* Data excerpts
──────

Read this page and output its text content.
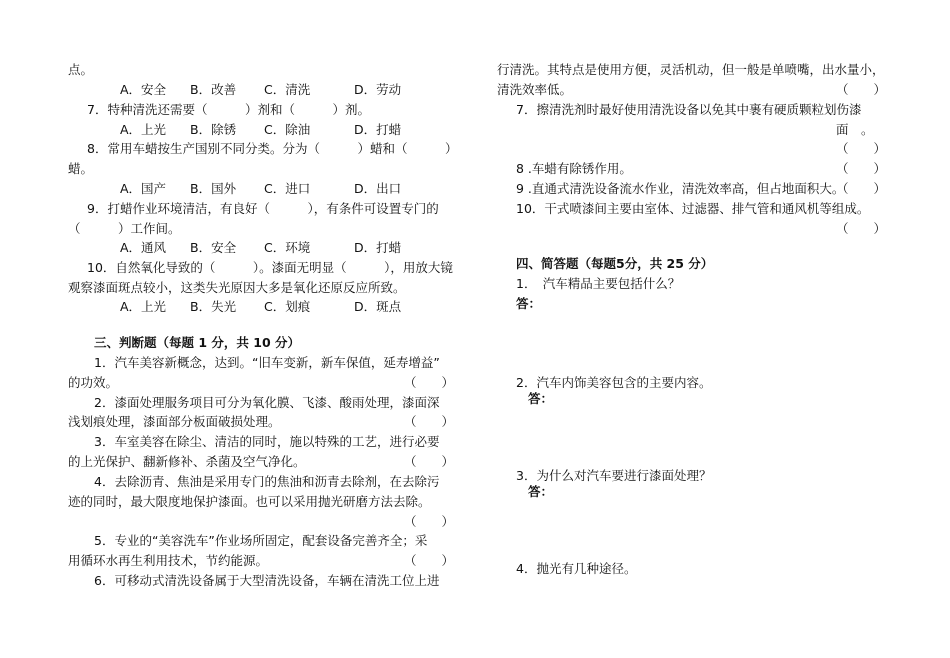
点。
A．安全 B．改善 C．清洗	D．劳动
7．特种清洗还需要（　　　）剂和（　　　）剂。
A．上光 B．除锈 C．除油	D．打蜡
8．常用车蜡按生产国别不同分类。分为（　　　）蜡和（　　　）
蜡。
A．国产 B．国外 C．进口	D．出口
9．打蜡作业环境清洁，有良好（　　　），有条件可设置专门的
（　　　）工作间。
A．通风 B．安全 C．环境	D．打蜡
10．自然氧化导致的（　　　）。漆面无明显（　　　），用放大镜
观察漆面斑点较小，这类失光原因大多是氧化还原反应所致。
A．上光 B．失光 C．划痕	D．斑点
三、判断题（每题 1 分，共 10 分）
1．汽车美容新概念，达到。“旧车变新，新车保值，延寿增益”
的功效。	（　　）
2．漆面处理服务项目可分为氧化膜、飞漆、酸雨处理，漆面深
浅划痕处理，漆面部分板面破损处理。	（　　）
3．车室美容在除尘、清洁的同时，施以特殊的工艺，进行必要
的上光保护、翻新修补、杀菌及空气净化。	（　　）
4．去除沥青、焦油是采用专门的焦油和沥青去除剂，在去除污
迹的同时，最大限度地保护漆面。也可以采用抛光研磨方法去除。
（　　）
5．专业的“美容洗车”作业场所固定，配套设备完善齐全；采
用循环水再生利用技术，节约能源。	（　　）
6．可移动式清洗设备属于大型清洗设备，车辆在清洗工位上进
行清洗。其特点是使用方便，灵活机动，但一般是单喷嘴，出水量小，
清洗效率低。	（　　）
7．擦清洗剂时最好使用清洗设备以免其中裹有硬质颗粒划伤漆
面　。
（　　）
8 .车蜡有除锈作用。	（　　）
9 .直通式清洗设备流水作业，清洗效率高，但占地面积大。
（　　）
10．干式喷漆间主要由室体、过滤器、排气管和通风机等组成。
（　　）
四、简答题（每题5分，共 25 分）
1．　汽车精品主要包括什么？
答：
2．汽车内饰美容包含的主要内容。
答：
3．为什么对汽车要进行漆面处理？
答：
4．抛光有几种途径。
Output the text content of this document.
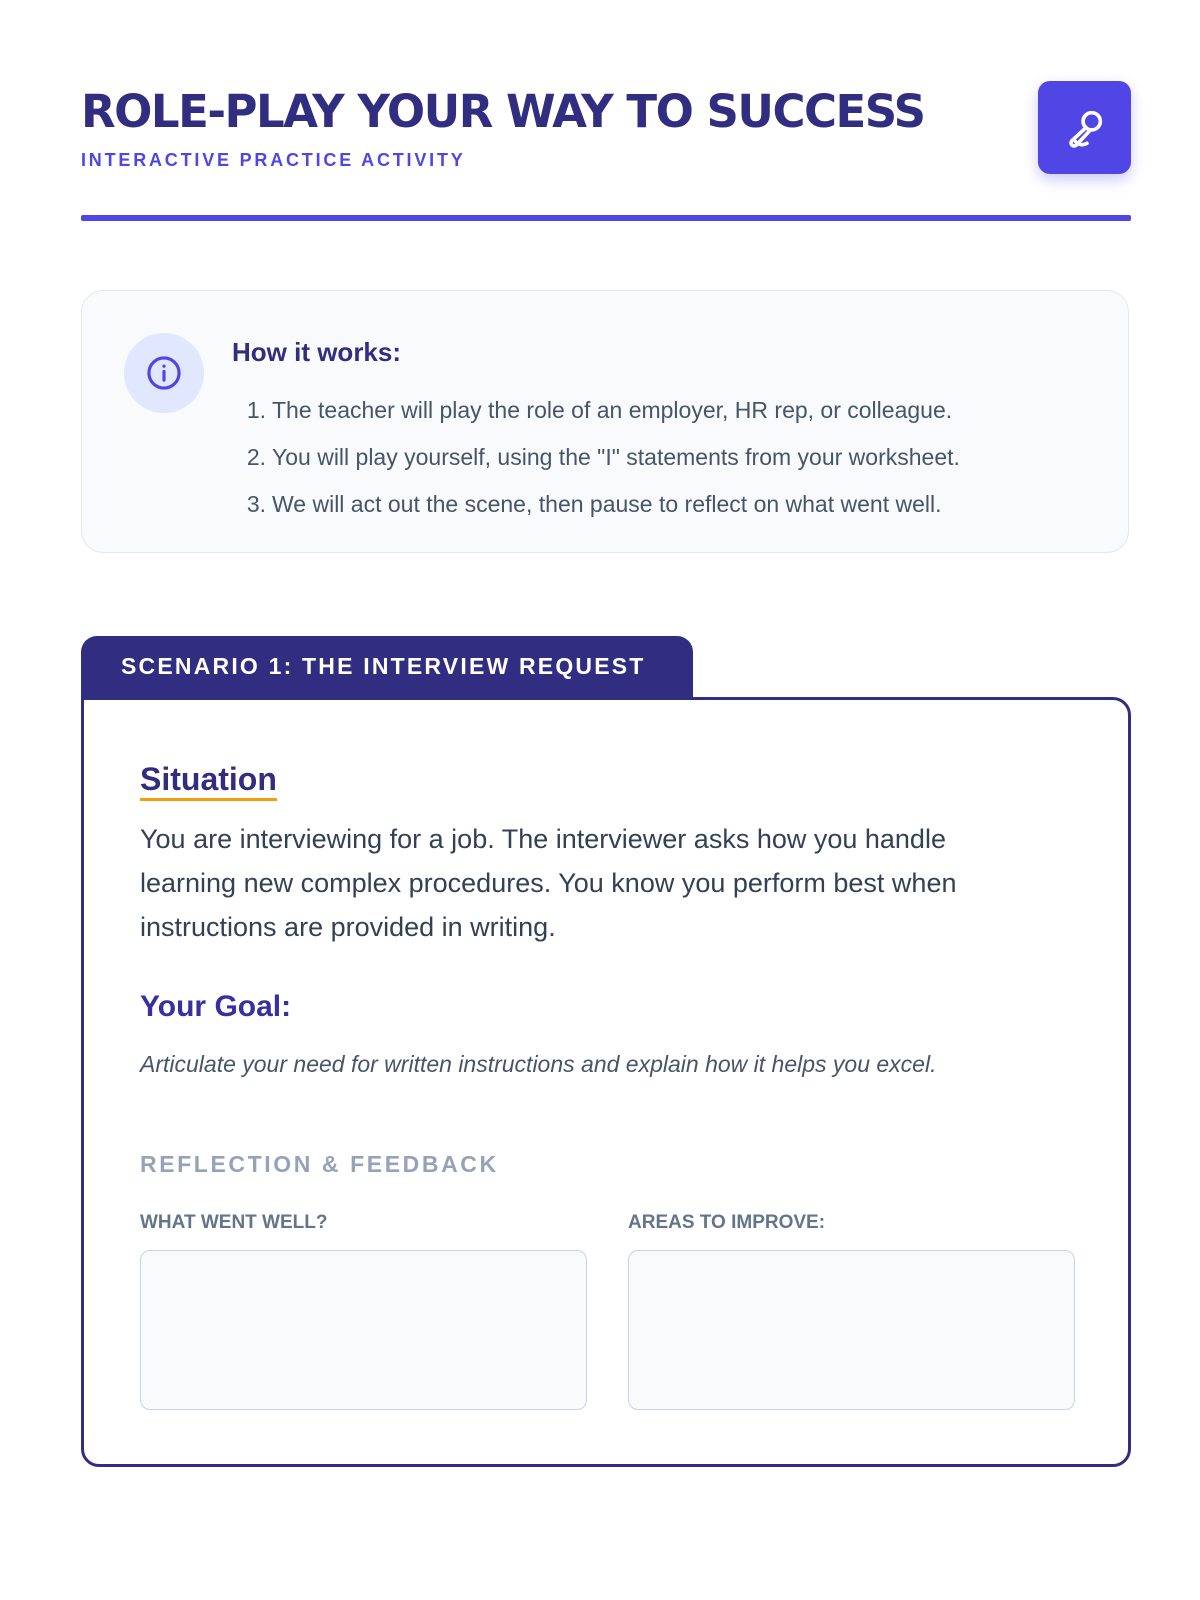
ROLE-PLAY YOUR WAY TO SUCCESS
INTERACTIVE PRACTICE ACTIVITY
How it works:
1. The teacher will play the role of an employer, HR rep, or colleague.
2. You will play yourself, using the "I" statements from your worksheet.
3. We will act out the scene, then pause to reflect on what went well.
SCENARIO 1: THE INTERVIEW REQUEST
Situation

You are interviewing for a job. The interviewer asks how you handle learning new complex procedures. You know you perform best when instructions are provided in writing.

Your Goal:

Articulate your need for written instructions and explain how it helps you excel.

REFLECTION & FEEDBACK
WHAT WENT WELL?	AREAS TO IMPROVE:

──────

* TASK TO CARRY OUT
Find the lines with the string "will" and reproduce them.

* THE REPLY
1. The teacher will play the role of an employer, HR rep, or colleague.
2. You will play yourself, using the "I" statements from your worksheet.
3. We will act out the scene, then pause to reflect on what went well.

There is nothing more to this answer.